## [Challenge]
Each line that holds the word "Park" counts once; report the total and nothing else.

## [Listing]
-------------------------
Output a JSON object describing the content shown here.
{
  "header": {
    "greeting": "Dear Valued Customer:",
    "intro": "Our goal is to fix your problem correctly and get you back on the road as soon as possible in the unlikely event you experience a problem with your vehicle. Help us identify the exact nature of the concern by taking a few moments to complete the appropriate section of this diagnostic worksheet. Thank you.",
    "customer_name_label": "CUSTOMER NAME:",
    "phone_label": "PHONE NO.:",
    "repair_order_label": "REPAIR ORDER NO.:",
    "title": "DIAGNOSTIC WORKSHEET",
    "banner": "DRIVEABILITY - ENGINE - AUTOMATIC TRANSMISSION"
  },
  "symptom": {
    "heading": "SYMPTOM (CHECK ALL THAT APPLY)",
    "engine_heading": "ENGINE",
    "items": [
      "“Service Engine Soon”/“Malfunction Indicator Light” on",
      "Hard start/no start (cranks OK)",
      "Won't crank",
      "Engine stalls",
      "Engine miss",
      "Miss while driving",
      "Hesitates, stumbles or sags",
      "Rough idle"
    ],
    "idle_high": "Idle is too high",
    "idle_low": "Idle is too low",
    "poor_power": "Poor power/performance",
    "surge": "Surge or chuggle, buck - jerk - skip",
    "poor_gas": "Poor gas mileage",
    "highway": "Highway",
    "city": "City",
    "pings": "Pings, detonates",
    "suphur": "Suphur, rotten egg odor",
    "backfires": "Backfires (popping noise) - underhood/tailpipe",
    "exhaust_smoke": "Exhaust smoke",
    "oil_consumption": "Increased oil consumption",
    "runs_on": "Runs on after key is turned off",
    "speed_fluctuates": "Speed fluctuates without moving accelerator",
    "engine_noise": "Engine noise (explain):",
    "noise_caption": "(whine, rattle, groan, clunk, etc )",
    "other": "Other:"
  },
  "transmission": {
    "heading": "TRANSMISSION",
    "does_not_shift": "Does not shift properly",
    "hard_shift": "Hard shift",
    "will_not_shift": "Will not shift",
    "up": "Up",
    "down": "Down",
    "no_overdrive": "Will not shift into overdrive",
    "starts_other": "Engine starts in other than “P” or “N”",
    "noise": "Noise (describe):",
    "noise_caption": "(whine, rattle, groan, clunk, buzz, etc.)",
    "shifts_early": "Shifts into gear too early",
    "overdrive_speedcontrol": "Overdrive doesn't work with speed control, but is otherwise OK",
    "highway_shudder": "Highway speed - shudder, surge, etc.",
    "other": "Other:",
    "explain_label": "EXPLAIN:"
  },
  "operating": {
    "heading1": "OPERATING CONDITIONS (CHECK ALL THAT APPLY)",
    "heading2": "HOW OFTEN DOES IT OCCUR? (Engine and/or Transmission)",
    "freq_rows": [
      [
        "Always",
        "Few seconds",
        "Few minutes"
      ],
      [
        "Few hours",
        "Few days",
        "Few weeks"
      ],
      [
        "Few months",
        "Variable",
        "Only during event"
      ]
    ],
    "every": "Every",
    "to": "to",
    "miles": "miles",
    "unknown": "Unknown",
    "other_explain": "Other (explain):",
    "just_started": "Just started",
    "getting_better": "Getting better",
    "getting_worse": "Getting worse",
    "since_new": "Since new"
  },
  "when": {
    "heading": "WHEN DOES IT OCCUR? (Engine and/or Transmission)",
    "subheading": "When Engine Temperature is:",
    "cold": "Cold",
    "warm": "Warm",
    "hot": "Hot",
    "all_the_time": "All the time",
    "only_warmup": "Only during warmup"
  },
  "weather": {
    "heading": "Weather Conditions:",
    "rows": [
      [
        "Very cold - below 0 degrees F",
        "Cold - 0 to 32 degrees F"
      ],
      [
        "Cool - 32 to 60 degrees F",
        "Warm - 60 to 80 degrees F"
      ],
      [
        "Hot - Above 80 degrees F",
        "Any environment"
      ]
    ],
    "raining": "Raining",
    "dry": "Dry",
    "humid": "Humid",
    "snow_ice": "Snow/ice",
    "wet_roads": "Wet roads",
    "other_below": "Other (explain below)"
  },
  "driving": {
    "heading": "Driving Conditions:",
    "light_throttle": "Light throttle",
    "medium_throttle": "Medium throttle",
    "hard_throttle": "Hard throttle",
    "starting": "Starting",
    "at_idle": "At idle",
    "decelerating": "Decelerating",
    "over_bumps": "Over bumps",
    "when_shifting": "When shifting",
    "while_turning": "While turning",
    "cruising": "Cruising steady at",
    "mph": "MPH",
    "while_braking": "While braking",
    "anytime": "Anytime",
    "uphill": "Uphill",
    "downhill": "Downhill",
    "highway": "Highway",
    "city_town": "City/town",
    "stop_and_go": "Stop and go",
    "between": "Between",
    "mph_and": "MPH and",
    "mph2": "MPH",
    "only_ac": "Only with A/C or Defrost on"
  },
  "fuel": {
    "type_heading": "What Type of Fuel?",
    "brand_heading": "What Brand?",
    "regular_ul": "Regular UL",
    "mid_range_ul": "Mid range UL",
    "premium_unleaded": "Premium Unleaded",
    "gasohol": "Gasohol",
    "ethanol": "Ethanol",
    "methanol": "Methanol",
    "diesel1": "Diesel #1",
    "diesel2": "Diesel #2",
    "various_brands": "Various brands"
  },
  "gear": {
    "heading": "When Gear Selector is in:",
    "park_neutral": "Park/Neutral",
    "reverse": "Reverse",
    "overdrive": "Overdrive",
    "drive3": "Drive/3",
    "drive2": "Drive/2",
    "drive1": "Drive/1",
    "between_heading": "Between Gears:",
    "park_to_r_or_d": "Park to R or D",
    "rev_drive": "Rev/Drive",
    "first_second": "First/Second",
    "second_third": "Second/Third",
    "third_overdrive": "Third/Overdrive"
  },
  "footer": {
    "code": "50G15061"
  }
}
-------------------------
## [Exercise output]
2